To be done
Report only the number of lines in this material that include "pravnim".

* * * * * * * * *

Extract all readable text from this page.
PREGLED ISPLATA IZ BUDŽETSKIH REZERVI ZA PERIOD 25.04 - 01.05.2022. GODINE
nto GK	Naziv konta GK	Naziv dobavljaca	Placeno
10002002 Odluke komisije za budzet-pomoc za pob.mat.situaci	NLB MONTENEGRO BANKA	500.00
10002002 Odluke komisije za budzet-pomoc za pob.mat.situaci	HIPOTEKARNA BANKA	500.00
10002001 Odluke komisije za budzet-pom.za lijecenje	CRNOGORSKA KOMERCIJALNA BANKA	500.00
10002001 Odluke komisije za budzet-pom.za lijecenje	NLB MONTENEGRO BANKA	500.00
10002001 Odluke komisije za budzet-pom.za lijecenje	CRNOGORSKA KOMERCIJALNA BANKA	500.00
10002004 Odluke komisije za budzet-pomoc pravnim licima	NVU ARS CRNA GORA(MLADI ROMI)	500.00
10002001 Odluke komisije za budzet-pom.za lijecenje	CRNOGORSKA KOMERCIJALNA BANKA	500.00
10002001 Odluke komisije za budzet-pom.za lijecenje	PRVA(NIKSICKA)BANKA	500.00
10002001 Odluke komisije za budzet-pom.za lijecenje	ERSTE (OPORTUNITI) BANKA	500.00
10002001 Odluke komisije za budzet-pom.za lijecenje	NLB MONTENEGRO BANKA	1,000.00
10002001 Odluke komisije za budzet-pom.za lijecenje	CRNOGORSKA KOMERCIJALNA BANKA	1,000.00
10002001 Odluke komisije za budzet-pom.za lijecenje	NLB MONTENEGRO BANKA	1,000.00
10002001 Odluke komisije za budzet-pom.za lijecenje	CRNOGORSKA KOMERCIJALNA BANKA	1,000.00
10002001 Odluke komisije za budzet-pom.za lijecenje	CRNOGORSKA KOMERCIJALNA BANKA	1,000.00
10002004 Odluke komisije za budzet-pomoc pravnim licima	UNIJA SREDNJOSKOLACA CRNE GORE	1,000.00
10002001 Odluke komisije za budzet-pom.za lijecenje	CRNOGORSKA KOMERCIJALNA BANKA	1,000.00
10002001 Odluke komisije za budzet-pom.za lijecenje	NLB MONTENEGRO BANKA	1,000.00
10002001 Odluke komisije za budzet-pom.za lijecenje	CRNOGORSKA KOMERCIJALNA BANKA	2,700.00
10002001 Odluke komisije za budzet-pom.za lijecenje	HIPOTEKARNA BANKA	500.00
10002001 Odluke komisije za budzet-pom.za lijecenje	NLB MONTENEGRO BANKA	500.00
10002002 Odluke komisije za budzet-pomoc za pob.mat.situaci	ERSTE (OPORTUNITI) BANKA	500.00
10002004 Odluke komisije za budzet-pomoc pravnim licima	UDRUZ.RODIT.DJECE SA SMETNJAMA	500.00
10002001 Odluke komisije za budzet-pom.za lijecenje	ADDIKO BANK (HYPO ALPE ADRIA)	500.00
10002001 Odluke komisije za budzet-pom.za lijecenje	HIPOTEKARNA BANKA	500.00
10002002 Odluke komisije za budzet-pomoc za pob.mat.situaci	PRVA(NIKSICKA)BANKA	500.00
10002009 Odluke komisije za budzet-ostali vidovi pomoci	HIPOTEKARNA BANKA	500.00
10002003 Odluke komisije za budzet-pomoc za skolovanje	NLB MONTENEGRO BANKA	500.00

* * * * * * * * *

Solution to this task
3